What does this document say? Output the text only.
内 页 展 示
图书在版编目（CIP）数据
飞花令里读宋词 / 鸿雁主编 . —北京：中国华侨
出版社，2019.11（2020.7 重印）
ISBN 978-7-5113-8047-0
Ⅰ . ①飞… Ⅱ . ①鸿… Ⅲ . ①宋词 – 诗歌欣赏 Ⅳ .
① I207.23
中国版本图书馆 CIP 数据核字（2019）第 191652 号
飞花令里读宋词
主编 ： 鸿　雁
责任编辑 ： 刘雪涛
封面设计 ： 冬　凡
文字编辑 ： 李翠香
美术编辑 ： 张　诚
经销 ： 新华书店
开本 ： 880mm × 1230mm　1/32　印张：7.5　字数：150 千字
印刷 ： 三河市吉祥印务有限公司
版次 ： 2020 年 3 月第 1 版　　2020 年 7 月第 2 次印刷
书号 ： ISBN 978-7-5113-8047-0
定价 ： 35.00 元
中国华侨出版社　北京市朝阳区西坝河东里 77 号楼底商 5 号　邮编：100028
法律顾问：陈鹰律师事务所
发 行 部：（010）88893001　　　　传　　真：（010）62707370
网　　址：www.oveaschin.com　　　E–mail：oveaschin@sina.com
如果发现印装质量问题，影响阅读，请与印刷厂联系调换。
════════════════════
Short exercise
Provide only the count of lines in the material above that hold the word "ISBN".

Result of the exercise
2